What is required.
Show every line containing "Eloïse" by copying it.

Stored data
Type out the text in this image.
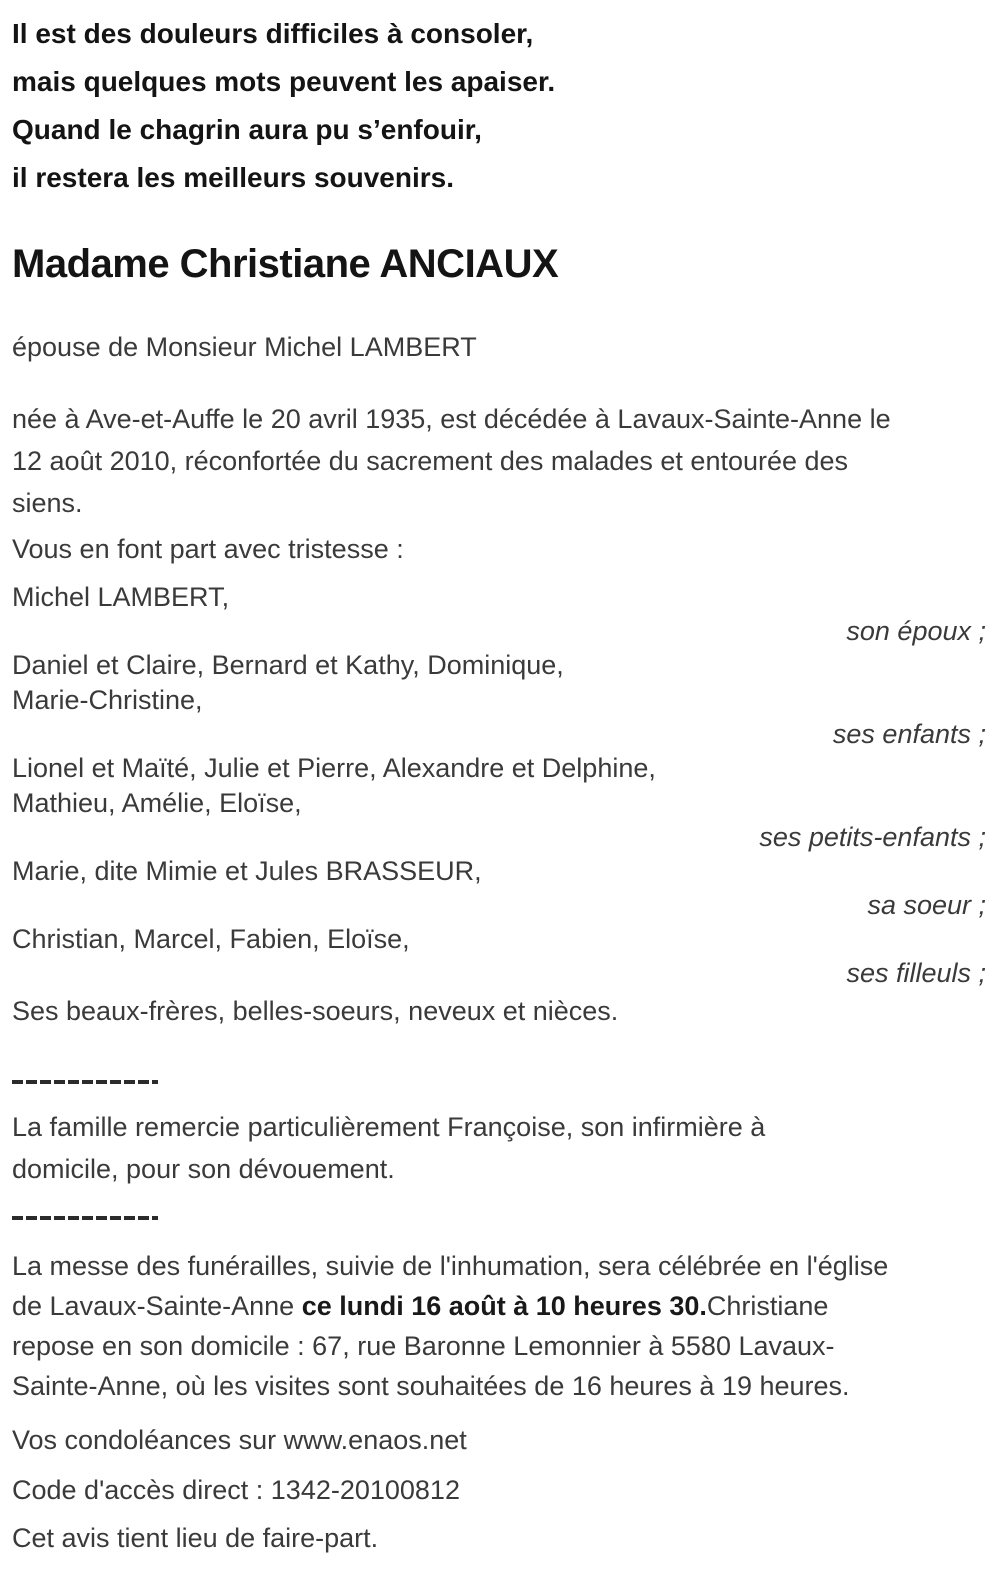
Il est des douleurs difficiles à consoler,
mais quelques mots peuvent les apaiser.
Quand le chagrin aura pu s’enfouir,
il restera les meilleurs souvenirs.
Madame Christiane ANCIAUX
épouse de Monsieur Michel LAMBERT
née à Ave-et-Auffe le 20 avril 1935, est décédée à Lavaux-Sainte-Anne le
12 août 2010, réconfortée du sacrement des malades et entourée des
siens.
Vous en font part avec tristesse :
Michel LAMBERT,
son époux ;
Daniel et Claire, Bernard et Kathy, Dominique,
Marie-Christine,
ses enfants ;
Lionel et Maïté, Julie et Pierre, Alexandre et Delphine,
Mathieu, Amélie, Eloïse,
ses petits-enfants ;
Marie, dite Mimie et Jules BRASSEUR,
sa soeur ;
Christian, Marcel, Fabien, Eloïse,
ses filleuls ;
Ses beaux-frères, belles-soeurs, neveux et nièces.
La famille remercie particulièrement Françoise, son infirmière à
domicile, pour son dévouement.
La messe des funérailles, suivie de l'inhumation, sera célébrée en l'église
de Lavaux-Sainte-Anne ce lundi 16 août à 10 heures 30.Christiane
repose en son domicile : 67, rue Baronne Lemonnier à 5580 Lavaux-
Sainte-Anne, où les visites sont souhaitées de 16 heures à 19 heures.
Vos condoléances sur www.enaos.net
Code d'accès direct : 1342-20100812
Cet avis tient lieu de faire-part.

Exercise answer.
Mathieu, Amélie, Eloïse,
Christian, Marcel, Fabien, Eloïse,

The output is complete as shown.